## START The data

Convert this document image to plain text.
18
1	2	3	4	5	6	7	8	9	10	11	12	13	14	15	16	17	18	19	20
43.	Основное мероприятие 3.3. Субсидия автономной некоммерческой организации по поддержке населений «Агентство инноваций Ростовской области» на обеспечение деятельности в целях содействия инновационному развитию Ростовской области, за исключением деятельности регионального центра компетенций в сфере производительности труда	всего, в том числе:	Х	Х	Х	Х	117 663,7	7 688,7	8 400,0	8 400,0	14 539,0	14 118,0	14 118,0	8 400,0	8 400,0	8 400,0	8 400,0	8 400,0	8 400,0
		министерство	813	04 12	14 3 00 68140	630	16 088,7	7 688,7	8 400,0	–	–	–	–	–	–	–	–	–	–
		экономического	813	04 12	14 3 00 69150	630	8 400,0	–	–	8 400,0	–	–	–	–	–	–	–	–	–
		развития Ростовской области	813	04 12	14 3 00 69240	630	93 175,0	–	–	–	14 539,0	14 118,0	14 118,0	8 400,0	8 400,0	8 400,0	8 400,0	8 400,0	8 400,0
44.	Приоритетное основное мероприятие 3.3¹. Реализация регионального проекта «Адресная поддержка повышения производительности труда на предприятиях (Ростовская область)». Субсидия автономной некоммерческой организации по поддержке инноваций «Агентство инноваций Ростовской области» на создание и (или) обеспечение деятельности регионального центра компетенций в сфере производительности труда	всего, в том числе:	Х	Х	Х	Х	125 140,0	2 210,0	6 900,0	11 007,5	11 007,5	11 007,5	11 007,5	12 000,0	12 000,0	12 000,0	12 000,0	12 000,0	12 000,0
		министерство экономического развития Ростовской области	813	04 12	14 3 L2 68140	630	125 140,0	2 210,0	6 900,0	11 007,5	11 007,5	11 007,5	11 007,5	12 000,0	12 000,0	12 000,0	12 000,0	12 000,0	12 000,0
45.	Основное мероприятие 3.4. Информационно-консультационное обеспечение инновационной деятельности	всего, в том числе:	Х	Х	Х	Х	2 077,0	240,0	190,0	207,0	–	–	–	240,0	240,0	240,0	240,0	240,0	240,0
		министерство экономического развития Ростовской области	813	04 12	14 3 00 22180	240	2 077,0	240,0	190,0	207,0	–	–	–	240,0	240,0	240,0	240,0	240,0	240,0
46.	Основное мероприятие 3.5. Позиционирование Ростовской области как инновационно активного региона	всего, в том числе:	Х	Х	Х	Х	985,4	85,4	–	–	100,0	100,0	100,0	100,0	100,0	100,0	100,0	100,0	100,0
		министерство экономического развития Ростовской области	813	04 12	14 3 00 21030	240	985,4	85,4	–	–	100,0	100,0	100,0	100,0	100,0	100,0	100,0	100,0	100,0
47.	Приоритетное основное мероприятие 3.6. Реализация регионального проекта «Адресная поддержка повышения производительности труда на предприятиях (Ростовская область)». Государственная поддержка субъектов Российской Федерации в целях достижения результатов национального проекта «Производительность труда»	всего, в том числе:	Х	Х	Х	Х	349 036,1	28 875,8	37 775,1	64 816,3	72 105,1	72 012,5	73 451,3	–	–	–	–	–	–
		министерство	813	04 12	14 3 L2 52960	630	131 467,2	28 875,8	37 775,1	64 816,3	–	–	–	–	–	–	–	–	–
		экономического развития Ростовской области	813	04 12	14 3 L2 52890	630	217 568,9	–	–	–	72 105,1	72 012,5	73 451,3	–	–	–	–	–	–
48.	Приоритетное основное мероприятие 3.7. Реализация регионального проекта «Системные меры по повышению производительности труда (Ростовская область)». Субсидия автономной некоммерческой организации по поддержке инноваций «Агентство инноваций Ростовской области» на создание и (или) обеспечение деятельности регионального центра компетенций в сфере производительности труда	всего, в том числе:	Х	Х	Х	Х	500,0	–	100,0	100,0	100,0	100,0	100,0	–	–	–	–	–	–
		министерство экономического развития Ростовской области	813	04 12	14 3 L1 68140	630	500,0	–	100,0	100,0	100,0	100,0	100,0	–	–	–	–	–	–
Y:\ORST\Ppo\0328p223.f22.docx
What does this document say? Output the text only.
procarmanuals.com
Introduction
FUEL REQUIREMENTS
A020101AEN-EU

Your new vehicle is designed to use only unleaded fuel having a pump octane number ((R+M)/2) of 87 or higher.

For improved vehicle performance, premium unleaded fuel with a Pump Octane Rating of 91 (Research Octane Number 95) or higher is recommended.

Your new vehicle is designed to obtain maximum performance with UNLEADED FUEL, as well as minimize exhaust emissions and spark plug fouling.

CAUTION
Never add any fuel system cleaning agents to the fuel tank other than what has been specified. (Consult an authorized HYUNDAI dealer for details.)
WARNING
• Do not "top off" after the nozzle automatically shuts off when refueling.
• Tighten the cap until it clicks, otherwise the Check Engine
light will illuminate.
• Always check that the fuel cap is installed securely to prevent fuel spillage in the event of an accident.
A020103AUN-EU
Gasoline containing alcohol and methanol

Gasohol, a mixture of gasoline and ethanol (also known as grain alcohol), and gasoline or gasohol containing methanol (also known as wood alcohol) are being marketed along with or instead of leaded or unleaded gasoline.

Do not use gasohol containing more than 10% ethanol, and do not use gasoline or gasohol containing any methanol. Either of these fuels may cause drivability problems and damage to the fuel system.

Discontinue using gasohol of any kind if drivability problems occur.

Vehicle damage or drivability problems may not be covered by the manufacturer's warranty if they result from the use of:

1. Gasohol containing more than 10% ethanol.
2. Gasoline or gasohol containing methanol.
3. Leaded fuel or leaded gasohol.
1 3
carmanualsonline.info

## END The data

- _Task description_
Using the data above, output each line exactly.

- _Exercise response_
Convert this document image to plain text.
18
1	2	3	4	5	6	7	8	9	10	11	12	13	14	15	16	17	18	19	20
43.	Основное мероприятие 3.3. Субсидия автономной некоммерческой организации по поддержке населений «Агентство инноваций Ростовской области» на обеспечение деятельности в целях содействия инновационному развитию Ростовской области, за исключением деятельности регионального центра компетенций в сфере производительности труда	всего, в том числе:	Х	Х	Х	Х	117 663,7	7 688,7	8 400,0	8 400,0	14 539,0	14 118,0	14 118,0	8 400,0	8 400,0	8 400,0	8 400,0	8 400,0	8 400,0
		министерство	813	04 12	14 3 00 68140	630	16 088,7	7 688,7	8 400,0	–	–	–	–	–	–	–	–	–	–
		экономического	813	04 12	14 3 00 69150	630	8 400,0	–	–	8 400,0	–	–	–	–	–	–	–	–	–
		развития Ростовской области	813	04 12	14 3 00 69240	630	93 175,0	–	–	–	14 539,0	14 118,0	14 118,0	8 400,0	8 400,0	8 400,0	8 400,0	8 400,0	8 400,0
44.	Приоритетное основное мероприятие 3.3¹. Реализация регионального проекта «Адресная поддержка повышения производительности труда на предприятиях (Ростовская область)». Субсидия автономной некоммерческой организации по поддержке инноваций «Агентство инноваций Ростовской области» на создание и (или) обеспечение деятельности регионального центра компетенций в сфере производительности труда	всего, в том числе:	Х	Х	Х	Х	125 140,0	2 210,0	6 900,0	11 007,5	11 007,5	11 007,5	11 007,5	12 000,0	12 000,0	12 000,0	12 000,0	12 000,0	12 000,0
		министерство экономического развития Ростовской области	813	04 12	14 3 L2 68140	630	125 140,0	2 210,0	6 900,0	11 007,5	11 007,5	11 007,5	11 007,5	12 000,0	12 000,0	12 000,0	12 000,0	12 000,0	12 000,0
45.	Основное мероприятие 3.4. Информационно-консультационное обеспечение инновационной деятельности	всего, в том числе:	Х	Х	Х	Х	2 077,0	240,0	190,0	207,0	–	–	–	240,0	240,0	240,0	240,0	240,0	240,0
		министерство экономического развития Ростовской области	813	04 12	14 3 00 22180	240	2 077,0	240,0	190,0	207,0	–	–	–	240,0	240,0	240,0	240,0	240,0	240,0
46.	Основное мероприятие 3.5. Позиционирование Ростовской области как инновационно активного региона	всего, в том числе:	Х	Х	Х	Х	985,4	85,4	–	–	100,0	100,0	100,0	100,0	100,0	100,0	100,0	100,0	100,0
		министерство экономического развития Ростовской области	813	04 12	14 3 00 21030	240	985,4	85,4	–	–	100,0	100,0	100,0	100,0	100,0	100,0	100,0	100,0	100,0
47.	Приоритетное основное мероприятие 3.6. Реализация регионального проекта «Адресная поддержка повышения производительности труда на предприятиях (Ростовская область)». Государственная поддержка субъектов Российской Федерации в целях достижения результатов национального проекта «Производительность труда»	всего, в том числе:	Х	Х	Х	Х	349 036,1	28 875,8	37 775,1	64 816,3	72 105,1	72 012,5	73 451,3	–	–	–	–	–	–
		министерство	813	04 12	14 3 L2 52960	630	131 467,2	28 875,8	37 775,1	64 816,3	–	–	–	–	–	–	–	–	–
		экономического развития Ростовской области	813	04 12	14 3 L2 52890	630	217 568,9	–	–	–	72 105,1	72 012,5	73 451,3	–	–	–	–	–	–
48.	Приоритетное основное мероприятие 3.7. Реализация регионального проекта «Системные меры по повышению производительности труда (Ростовская область)». Субсидия автономной некоммерческой организации по поддержке инноваций «Агентство инноваций Ростовской области» на создание и (или) обеспечение деятельности регионального центра компетенций в сфере производительности труда	всего, в том числе:	Х	Х	Х	Х	500,0	–	100,0	100,0	100,0	100,0	100,0	–	–	–	–	–	–
		министерство экономического развития Ростовской области	813	04 12	14 3 L1 68140	630	500,0	–	100,0	100,0	100,0	100,0	100,0	–	–	–	–	–	–
Y:\ORST\Ppo\0328p223.f22.docx
What does this document say? Output the text only.
procarmanuals.com
Introduction
FUEL REQUIREMENTS
A020101AEN-EU

Your new vehicle is designed to use only unleaded fuel having a pump octane number ((R+M)/2) of 87 or higher.

For improved vehicle performance, premium unleaded fuel with a Pump Octane Rating of 91 (Research Octane Number 95) or higher is recommended.

Your new vehicle is designed to obtain maximum performance with UNLEADED FUEL, as well as minimize exhaust emissions and spark plug fouling.

CAUTION
Never add any fuel system cleaning agents to the fuel tank other than what has been specified. (Consult an authorized HYUNDAI dealer for details.)
WARNING
• Do not "top off" after the nozzle automatically shuts off when refueling.
• Tighten the cap until it clicks, otherwise the Check Engine
light will illuminate.
• Always check that the fuel cap is installed securely to prevent fuel spillage in the event of an accident.
A020103AUN-EU
Gasoline containing alcohol and methanol

Gasohol, a mixture of gasoline and ethanol (also known as grain alcohol), and gasoline or gasohol containing methanol (also known as wood alcohol) are being marketed along with or instead of leaded or unleaded gasoline.

Do not use gasohol containing more than 10% ethanol, and do not use gasoline or gasohol containing any methanol. Either of these fuels may cause drivability problems and damage to the fuel system.

Discontinue using gasohol of any kind if drivability problems occur.

Vehicle damage or drivability problems may not be covered by the manufacturer's warranty if they result from the use of:

1. Gasohol containing more than 10% ethanol.
2. Gasoline or gasohol containing methanol.
3. Leaded fuel or leaded gasohol.
1 3
carmanualsonline.info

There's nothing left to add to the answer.